(Instruction): Copy nothing but the text: repeat each entry exactly and drop the images.

-=-=-=-=-

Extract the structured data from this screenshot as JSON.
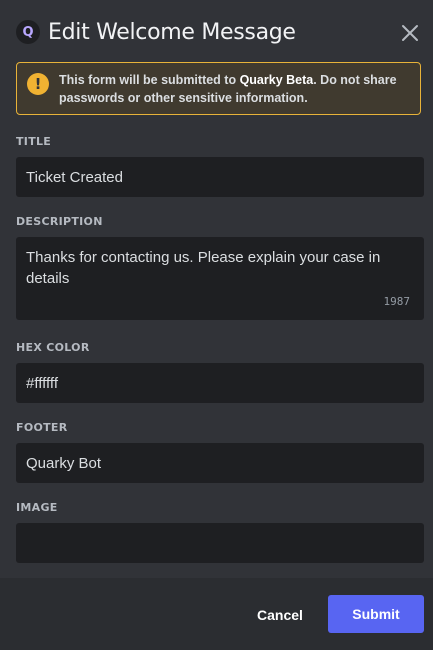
{
  "header": {
    "app_icon_letter": "Q",
    "title": "Edit Welcome Message",
    "close_icon": "close-icon"
  },
  "notice": {
    "text_before": "This form will be submitted to ",
    "app_name": "Quarky Beta",
    "text_after": ". Do not share passwords or other sensitive information.",
    "icon": "exclamation-icon",
    "accent_color": "#f0b232"
  },
  "fields": {
    "title": {
      "label": "TITLE",
      "value": "Ticket Created"
    },
    "description": {
      "label": "DESCRIPTION",
      "value": "Thanks for contacting us. Please explain your case in details",
      "remaining": "1987"
    },
    "hex_color": {
      "label": "HEX COLOR",
      "value": "#ffffff"
    },
    "footer": {
      "label": "FOOTER",
      "value": "Quarky Bot"
    },
    "image": {
      "label": "IMAGE",
      "value": ""
    }
  },
  "actions": {
    "cancel_label": "Cancel",
    "submit_label": "Submit",
    "submit_color": "#5865f2"
  }
}
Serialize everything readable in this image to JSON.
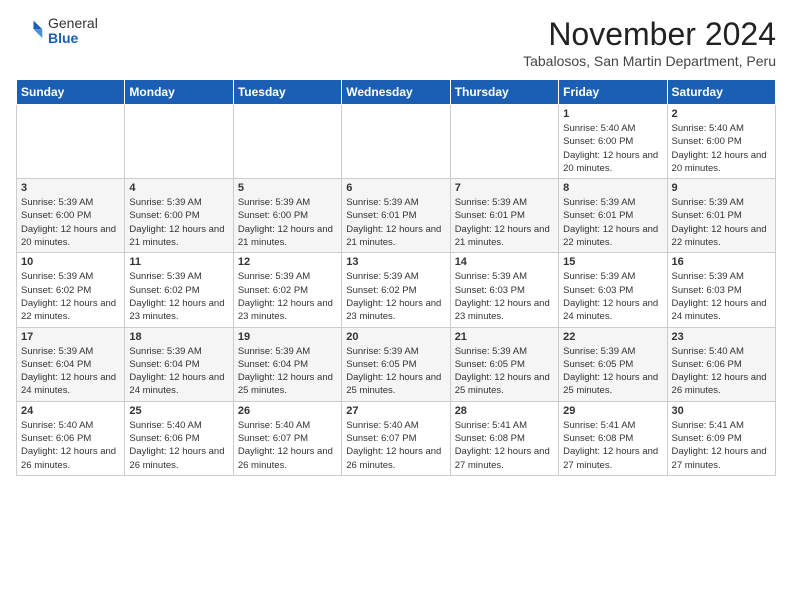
{
  "header": {
    "logo_general": "General",
    "logo_blue": "Blue",
    "month_title": "November 2024",
    "location": "Tabalosos, San Martin Department, Peru"
  },
  "calendar": {
    "days_of_week": [
      "Sunday",
      "Monday",
      "Tuesday",
      "Wednesday",
      "Thursday",
      "Friday",
      "Saturday"
    ],
    "weeks": [
      [
        {
          "day": "",
          "info": ""
        },
        {
          "day": "",
          "info": ""
        },
        {
          "day": "",
          "info": ""
        },
        {
          "day": "",
          "info": ""
        },
        {
          "day": "",
          "info": ""
        },
        {
          "day": "1",
          "info": "Sunrise: 5:40 AM\nSunset: 6:00 PM\nDaylight: 12 hours and 20 minutes."
        },
        {
          "day": "2",
          "info": "Sunrise: 5:40 AM\nSunset: 6:00 PM\nDaylight: 12 hours and 20 minutes."
        }
      ],
      [
        {
          "day": "3",
          "info": "Sunrise: 5:39 AM\nSunset: 6:00 PM\nDaylight: 12 hours and 20 minutes."
        },
        {
          "day": "4",
          "info": "Sunrise: 5:39 AM\nSunset: 6:00 PM\nDaylight: 12 hours and 21 minutes."
        },
        {
          "day": "5",
          "info": "Sunrise: 5:39 AM\nSunset: 6:00 PM\nDaylight: 12 hours and 21 minutes."
        },
        {
          "day": "6",
          "info": "Sunrise: 5:39 AM\nSunset: 6:01 PM\nDaylight: 12 hours and 21 minutes."
        },
        {
          "day": "7",
          "info": "Sunrise: 5:39 AM\nSunset: 6:01 PM\nDaylight: 12 hours and 21 minutes."
        },
        {
          "day": "8",
          "info": "Sunrise: 5:39 AM\nSunset: 6:01 PM\nDaylight: 12 hours and 22 minutes."
        },
        {
          "day": "9",
          "info": "Sunrise: 5:39 AM\nSunset: 6:01 PM\nDaylight: 12 hours and 22 minutes."
        }
      ],
      [
        {
          "day": "10",
          "info": "Sunrise: 5:39 AM\nSunset: 6:02 PM\nDaylight: 12 hours and 22 minutes."
        },
        {
          "day": "11",
          "info": "Sunrise: 5:39 AM\nSunset: 6:02 PM\nDaylight: 12 hours and 23 minutes."
        },
        {
          "day": "12",
          "info": "Sunrise: 5:39 AM\nSunset: 6:02 PM\nDaylight: 12 hours and 23 minutes."
        },
        {
          "day": "13",
          "info": "Sunrise: 5:39 AM\nSunset: 6:02 PM\nDaylight: 12 hours and 23 minutes."
        },
        {
          "day": "14",
          "info": "Sunrise: 5:39 AM\nSunset: 6:03 PM\nDaylight: 12 hours and 23 minutes."
        },
        {
          "day": "15",
          "info": "Sunrise: 5:39 AM\nSunset: 6:03 PM\nDaylight: 12 hours and 24 minutes."
        },
        {
          "day": "16",
          "info": "Sunrise: 5:39 AM\nSunset: 6:03 PM\nDaylight: 12 hours and 24 minutes."
        }
      ],
      [
        {
          "day": "17",
          "info": "Sunrise: 5:39 AM\nSunset: 6:04 PM\nDaylight: 12 hours and 24 minutes."
        },
        {
          "day": "18",
          "info": "Sunrise: 5:39 AM\nSunset: 6:04 PM\nDaylight: 12 hours and 24 minutes."
        },
        {
          "day": "19",
          "info": "Sunrise: 5:39 AM\nSunset: 6:04 PM\nDaylight: 12 hours and 25 minutes."
        },
        {
          "day": "20",
          "info": "Sunrise: 5:39 AM\nSunset: 6:05 PM\nDaylight: 12 hours and 25 minutes."
        },
        {
          "day": "21",
          "info": "Sunrise: 5:39 AM\nSunset: 6:05 PM\nDaylight: 12 hours and 25 minutes."
        },
        {
          "day": "22",
          "info": "Sunrise: 5:39 AM\nSunset: 6:05 PM\nDaylight: 12 hours and 25 minutes."
        },
        {
          "day": "23",
          "info": "Sunrise: 5:40 AM\nSunset: 6:06 PM\nDaylight: 12 hours and 26 minutes."
        }
      ],
      [
        {
          "day": "24",
          "info": "Sunrise: 5:40 AM\nSunset: 6:06 PM\nDaylight: 12 hours and 26 minutes."
        },
        {
          "day": "25",
          "info": "Sunrise: 5:40 AM\nSunset: 6:06 PM\nDaylight: 12 hours and 26 minutes."
        },
        {
          "day": "26",
          "info": "Sunrise: 5:40 AM\nSunset: 6:07 PM\nDaylight: 12 hours and 26 minutes."
        },
        {
          "day": "27",
          "info": "Sunrise: 5:40 AM\nSunset: 6:07 PM\nDaylight: 12 hours and 26 minutes."
        },
        {
          "day": "28",
          "info": "Sunrise: 5:41 AM\nSunset: 6:08 PM\nDaylight: 12 hours and 27 minutes."
        },
        {
          "day": "29",
          "info": "Sunrise: 5:41 AM\nSunset: 6:08 PM\nDaylight: 12 hours and 27 minutes."
        },
        {
          "day": "30",
          "info": "Sunrise: 5:41 AM\nSunset: 6:09 PM\nDaylight: 12 hours and 27 minutes."
        }
      ]
    ]
  }
}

-=-=-=-=-

(Full answer):
Extract the structured data from this screenshot as JSON.
{
  "header": {
    "app_icon_letter": "Q",
    "title": "Edit Welcome Message",
    "close_icon": "close-icon"
  },
  "notice": {
    "text_before": "This form will be submitted to ",
    "app_name": "Quarky Beta",
    "text_after": ". Do not share passwords or other sensitive information.",
    "icon": "exclamation-icon",
    "accent_color": "#f0b232"
  },
  "fields": {
    "title": {
      "label": "TITLE",
      "value": "Ticket Created"
    },
    "description": {
      "label": "DESCRIPTION",
      "value": "Thanks for contacting us. Please explain your case in details",
      "remaining": "1987"
    },
    "hex_color": {
      "label": "HEX COLOR",
      "value": "#ffffff"
    },
    "footer": {
      "label": "FOOTER",
      "value": "Quarky Bot"
    },
    "image": {
      "label": "IMAGE",
      "value": ""
    }
  },
  "actions": {
    "cancel_label": "Cancel",
    "submit_label": "Submit",
    "submit_color": "#5865f2"
  }
}
Serialize everything readable in this image to JSON.
{
  "header": {
    "logo_general": "General",
    "logo_blue": "Blue",
    "month_title": "November 2024",
    "location": "Tabalosos, San Martin Department, Peru"
  },
  "calendar": {
    "days_of_week": [
      "Sunday",
      "Monday",
      "Tuesday",
      "Wednesday",
      "Thursday",
      "Friday",
      "Saturday"
    ],
    "weeks": [
      [
        {
          "day": "",
          "info": ""
        },
        {
          "day": "",
          "info": ""
        },
        {
          "day": "",
          "info": ""
        },
        {
          "day": "",
          "info": ""
        },
        {
          "day": "",
          "info": ""
        },
        {
          "day": "1",
          "info": "Sunrise: 5:40 AM\nSunset: 6:00 PM\nDaylight: 12 hours and 20 minutes."
        },
        {
          "day": "2",
          "info": "Sunrise: 5:40 AM\nSunset: 6:00 PM\nDaylight: 12 hours and 20 minutes."
        }
      ],
      [
        {
          "day": "3",
          "info": "Sunrise: 5:39 AM\nSunset: 6:00 PM\nDaylight: 12 hours and 20 minutes."
        },
        {
          "day": "4",
          "info": "Sunrise: 5:39 AM\nSunset: 6:00 PM\nDaylight: 12 hours and 21 minutes."
        },
        {
          "day": "5",
          "info": "Sunrise: 5:39 AM\nSunset: 6:00 PM\nDaylight: 12 hours and 21 minutes."
        },
        {
          "day": "6",
          "info": "Sunrise: 5:39 AM\nSunset: 6:01 PM\nDaylight: 12 hours and 21 minutes."
        },
        {
          "day": "7",
          "info": "Sunrise: 5:39 AM\nSunset: 6:01 PM\nDaylight: 12 hours and 21 minutes."
        },
        {
          "day": "8",
          "info": "Sunrise: 5:39 AM\nSunset: 6:01 PM\nDaylight: 12 hours and 22 minutes."
        },
        {
          "day": "9",
          "info": "Sunrise: 5:39 AM\nSunset: 6:01 PM\nDaylight: 12 hours and 22 minutes."
        }
      ],
      [
        {
          "day": "10",
          "info": "Sunrise: 5:39 AM\nSunset: 6:02 PM\nDaylight: 12 hours and 22 minutes."
        },
        {
          "day": "11",
          "info": "Sunrise: 5:39 AM\nSunset: 6:02 PM\nDaylight: 12 hours and 23 minutes."
        },
        {
          "day": "12",
          "info": "Sunrise: 5:39 AM\nSunset: 6:02 PM\nDaylight: 12 hours and 23 minutes."
        },
        {
          "day": "13",
          "info": "Sunrise: 5:39 AM\nSunset: 6:02 PM\nDaylight: 12 hours and 23 minutes."
        },
        {
          "day": "14",
          "info": "Sunrise: 5:39 AM\nSunset: 6:03 PM\nDaylight: 12 hours and 23 minutes."
        },
        {
          "day": "15",
          "info": "Sunrise: 5:39 AM\nSunset: 6:03 PM\nDaylight: 12 hours and 24 minutes."
        },
        {
          "day": "16",
          "info": "Sunrise: 5:39 AM\nSunset: 6:03 PM\nDaylight: 12 hours and 24 minutes."
        }
      ],
      [
        {
          "day": "17",
          "info": "Sunrise: 5:39 AM\nSunset: 6:04 PM\nDaylight: 12 hours and 24 minutes."
        },
        {
          "day": "18",
          "info": "Sunrise: 5:39 AM\nSunset: 6:04 PM\nDaylight: 12 hours and 24 minutes."
        },
        {
          "day": "19",
          "info": "Sunrise: 5:39 AM\nSunset: 6:04 PM\nDaylight: 12 hours and 25 minutes."
        },
        {
          "day": "20",
          "info": "Sunrise: 5:39 AM\nSunset: 6:05 PM\nDaylight: 12 hours and 25 minutes."
        },
        {
          "day": "21",
          "info": "Sunrise: 5:39 AM\nSunset: 6:05 PM\nDaylight: 12 hours and 25 minutes."
        },
        {
          "day": "22",
          "info": "Sunrise: 5:39 AM\nSunset: 6:05 PM\nDaylight: 12 hours and 25 minutes."
        },
        {
          "day": "23",
          "info": "Sunrise: 5:40 AM\nSunset: 6:06 PM\nDaylight: 12 hours and 26 minutes."
        }
      ],
      [
        {
          "day": "24",
          "info": "Sunrise: 5:40 AM\nSunset: 6:06 PM\nDaylight: 12 hours and 26 minutes."
        },
        {
          "day": "25",
          "info": "Sunrise: 5:40 AM\nSunset: 6:06 PM\nDaylight: 12 hours and 26 minutes."
        },
        {
          "day": "26",
          "info": "Sunrise: 5:40 AM\nSunset: 6:07 PM\nDaylight: 12 hours and 26 minutes."
        },
        {
          "day": "27",
          "info": "Sunrise: 5:40 AM\nSunset: 6:07 PM\nDaylight: 12 hours and 26 minutes."
        },
        {
          "day": "28",
          "info": "Sunrise: 5:41 AM\nSunset: 6:08 PM\nDaylight: 12 hours and 27 minutes."
        },
        {
          "day": "29",
          "info": "Sunrise: 5:41 AM\nSunset: 6:08 PM\nDaylight: 12 hours and 27 minutes."
        },
        {
          "day": "30",
          "info": "Sunrise: 5:41 AM\nSunset: 6:09 PM\nDaylight: 12 hours and 27 minutes."
        }
      ]
    ]
  }
}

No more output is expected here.